Copy the data word for word, beginning with its first line and continuing through the line that contains "对解决方案运行代码分析(Y) Alt+F11 [411,179,996,212]", including that line.

----

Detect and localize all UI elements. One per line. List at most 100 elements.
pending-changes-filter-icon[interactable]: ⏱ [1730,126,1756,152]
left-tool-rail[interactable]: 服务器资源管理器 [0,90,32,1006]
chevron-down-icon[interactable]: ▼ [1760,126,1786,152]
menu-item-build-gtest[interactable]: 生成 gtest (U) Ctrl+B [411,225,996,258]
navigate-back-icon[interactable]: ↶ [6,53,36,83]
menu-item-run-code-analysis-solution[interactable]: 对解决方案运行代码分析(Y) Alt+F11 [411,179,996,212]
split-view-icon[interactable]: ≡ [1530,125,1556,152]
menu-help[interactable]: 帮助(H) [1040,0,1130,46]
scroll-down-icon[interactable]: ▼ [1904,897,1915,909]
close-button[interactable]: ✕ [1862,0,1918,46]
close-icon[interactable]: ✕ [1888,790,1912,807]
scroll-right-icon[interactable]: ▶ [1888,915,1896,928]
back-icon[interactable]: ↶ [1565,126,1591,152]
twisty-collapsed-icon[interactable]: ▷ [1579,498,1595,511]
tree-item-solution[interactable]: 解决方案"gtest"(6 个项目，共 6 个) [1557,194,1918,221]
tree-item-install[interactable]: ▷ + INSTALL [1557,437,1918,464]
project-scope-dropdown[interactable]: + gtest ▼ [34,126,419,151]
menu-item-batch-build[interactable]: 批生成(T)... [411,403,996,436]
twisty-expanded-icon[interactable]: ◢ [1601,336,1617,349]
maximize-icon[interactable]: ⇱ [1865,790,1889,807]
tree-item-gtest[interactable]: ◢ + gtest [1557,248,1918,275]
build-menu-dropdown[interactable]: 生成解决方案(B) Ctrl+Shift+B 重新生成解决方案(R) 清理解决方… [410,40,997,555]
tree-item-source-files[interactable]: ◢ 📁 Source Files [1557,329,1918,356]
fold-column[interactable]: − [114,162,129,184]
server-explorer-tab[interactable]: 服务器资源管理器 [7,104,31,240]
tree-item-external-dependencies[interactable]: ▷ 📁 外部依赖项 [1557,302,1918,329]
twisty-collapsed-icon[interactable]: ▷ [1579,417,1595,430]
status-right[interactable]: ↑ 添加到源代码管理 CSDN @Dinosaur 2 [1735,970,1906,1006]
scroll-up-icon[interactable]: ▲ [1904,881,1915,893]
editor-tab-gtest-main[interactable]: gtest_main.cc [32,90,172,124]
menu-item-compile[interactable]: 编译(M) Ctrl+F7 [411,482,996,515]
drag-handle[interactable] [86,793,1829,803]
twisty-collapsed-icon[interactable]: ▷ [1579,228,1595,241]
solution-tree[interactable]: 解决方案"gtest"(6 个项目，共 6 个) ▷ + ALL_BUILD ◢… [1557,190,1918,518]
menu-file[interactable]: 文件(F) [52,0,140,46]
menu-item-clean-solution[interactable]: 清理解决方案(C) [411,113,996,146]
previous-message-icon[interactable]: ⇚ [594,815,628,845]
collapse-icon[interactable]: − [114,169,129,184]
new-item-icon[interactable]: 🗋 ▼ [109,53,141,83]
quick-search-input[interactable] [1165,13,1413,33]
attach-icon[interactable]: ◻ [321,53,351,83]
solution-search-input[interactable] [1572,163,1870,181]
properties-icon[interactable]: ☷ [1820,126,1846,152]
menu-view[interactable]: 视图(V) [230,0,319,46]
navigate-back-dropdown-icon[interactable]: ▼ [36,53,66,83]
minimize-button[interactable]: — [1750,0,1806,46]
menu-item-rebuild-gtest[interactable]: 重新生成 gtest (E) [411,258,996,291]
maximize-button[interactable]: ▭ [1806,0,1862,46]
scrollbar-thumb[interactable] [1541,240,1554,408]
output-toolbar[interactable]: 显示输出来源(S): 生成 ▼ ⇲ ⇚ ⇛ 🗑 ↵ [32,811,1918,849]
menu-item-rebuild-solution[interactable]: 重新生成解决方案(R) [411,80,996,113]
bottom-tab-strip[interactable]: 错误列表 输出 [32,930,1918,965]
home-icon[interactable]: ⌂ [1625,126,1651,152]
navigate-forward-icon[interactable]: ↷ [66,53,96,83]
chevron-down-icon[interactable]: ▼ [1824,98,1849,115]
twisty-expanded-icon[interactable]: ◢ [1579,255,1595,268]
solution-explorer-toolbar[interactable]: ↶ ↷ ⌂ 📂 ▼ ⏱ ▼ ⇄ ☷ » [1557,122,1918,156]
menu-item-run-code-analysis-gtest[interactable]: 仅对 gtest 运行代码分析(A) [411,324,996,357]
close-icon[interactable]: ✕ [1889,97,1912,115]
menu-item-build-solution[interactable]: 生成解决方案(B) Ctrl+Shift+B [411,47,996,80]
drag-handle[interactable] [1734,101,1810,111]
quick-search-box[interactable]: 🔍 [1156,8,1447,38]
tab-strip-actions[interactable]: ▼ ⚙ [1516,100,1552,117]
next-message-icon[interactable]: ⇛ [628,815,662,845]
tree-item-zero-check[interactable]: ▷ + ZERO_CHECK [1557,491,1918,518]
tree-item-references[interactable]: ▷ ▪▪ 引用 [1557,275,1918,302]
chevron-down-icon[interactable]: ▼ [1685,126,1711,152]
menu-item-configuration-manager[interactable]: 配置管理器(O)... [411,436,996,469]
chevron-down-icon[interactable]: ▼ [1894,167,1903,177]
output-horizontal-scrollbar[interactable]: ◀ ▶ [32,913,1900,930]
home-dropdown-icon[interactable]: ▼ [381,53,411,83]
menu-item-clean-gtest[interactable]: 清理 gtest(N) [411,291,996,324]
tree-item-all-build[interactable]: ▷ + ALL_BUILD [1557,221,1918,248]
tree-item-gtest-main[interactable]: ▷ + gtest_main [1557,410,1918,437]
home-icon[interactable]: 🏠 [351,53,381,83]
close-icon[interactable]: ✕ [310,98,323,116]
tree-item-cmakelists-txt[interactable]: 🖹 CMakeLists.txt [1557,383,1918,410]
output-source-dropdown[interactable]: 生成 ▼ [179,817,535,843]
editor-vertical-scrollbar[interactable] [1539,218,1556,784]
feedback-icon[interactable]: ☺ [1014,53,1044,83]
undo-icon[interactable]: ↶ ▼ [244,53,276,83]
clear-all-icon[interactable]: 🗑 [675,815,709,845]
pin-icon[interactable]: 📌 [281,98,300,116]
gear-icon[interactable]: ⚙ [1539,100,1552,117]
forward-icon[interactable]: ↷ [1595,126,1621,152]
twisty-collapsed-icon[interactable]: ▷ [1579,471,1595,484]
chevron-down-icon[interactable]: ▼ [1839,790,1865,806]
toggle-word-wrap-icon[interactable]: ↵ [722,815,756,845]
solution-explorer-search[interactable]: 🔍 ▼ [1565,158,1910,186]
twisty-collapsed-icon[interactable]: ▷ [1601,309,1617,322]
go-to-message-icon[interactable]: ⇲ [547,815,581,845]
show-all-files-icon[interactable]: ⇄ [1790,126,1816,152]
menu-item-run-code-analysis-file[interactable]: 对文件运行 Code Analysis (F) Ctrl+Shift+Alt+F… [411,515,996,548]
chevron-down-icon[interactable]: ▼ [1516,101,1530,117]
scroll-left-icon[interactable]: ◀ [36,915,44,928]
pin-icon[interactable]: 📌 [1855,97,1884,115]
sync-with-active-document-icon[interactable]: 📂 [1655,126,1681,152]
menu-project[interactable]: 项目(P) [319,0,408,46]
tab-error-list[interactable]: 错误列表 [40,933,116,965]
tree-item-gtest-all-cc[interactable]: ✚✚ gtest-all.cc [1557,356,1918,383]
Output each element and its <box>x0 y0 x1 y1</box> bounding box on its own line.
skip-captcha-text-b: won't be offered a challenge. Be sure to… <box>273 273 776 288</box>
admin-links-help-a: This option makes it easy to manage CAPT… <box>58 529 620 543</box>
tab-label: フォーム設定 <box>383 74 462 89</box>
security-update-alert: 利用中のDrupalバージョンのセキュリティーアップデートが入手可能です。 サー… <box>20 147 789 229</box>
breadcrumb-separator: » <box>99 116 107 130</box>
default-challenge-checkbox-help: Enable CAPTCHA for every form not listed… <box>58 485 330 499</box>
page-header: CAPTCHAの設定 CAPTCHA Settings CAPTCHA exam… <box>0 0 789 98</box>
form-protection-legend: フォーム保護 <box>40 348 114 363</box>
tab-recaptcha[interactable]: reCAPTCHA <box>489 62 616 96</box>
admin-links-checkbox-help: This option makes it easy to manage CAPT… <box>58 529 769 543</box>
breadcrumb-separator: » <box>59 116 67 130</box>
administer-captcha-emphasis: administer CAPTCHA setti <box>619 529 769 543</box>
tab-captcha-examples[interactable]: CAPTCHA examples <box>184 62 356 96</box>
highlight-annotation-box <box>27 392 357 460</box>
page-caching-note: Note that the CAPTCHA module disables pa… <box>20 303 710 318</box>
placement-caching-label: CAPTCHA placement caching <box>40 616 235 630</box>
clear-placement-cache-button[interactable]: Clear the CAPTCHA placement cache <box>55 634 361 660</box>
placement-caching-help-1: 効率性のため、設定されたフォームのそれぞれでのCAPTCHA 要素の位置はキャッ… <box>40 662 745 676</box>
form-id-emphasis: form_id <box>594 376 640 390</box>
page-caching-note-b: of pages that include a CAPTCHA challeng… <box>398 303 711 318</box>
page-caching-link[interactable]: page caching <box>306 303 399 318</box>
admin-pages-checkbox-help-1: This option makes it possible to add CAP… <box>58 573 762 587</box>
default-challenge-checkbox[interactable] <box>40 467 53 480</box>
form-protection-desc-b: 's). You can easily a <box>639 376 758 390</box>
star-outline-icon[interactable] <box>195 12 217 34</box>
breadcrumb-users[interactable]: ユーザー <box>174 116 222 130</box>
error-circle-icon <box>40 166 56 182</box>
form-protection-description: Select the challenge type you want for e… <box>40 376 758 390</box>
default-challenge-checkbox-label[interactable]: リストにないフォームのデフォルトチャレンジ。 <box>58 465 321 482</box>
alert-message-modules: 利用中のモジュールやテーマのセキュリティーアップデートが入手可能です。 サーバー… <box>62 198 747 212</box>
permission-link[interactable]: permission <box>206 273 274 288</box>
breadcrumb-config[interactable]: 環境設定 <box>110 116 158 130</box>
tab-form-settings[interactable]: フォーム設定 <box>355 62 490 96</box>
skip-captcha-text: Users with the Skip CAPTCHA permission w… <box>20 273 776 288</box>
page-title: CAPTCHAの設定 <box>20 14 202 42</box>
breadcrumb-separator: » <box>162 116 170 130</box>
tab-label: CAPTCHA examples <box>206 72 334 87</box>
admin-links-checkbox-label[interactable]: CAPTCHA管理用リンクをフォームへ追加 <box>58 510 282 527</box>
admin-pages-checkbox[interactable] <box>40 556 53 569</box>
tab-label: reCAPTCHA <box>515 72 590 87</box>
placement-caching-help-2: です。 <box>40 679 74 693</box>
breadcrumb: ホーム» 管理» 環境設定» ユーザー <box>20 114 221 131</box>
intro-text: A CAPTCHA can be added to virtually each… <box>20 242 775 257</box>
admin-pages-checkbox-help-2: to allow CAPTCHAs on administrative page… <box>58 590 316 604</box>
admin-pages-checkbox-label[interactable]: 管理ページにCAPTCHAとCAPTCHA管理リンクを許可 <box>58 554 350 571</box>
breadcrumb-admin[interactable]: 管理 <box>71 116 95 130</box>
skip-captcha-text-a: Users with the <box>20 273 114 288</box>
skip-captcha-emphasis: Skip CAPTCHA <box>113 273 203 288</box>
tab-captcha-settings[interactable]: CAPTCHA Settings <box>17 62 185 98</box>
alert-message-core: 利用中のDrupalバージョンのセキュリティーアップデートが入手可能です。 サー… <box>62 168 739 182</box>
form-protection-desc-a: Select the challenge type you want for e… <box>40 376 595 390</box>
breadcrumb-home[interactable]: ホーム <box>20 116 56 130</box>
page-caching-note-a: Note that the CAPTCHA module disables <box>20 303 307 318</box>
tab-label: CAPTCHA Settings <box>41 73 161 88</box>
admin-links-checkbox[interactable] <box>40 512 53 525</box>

----

• [REPLY TO THE EXERCISE]
Detect and localize all UI elements. One per line. List at most 100 elements.
pending-changes-filter-icon[interactable]: ⏱ [1730,126,1756,152]
left-tool-rail[interactable]: 服务器资源管理器 [0,90,32,1006]
chevron-down-icon[interactable]: ▼ [1760,126,1786,152]
menu-item-build-gtest[interactable]: 生成 gtest (U) Ctrl+B [411,225,996,258]
navigate-back-icon[interactable]: ↶ [6,53,36,83]
menu-item-run-code-analysis-solution[interactable]: 对解决方案运行代码分析(Y) Alt+F11 [411,179,996,212]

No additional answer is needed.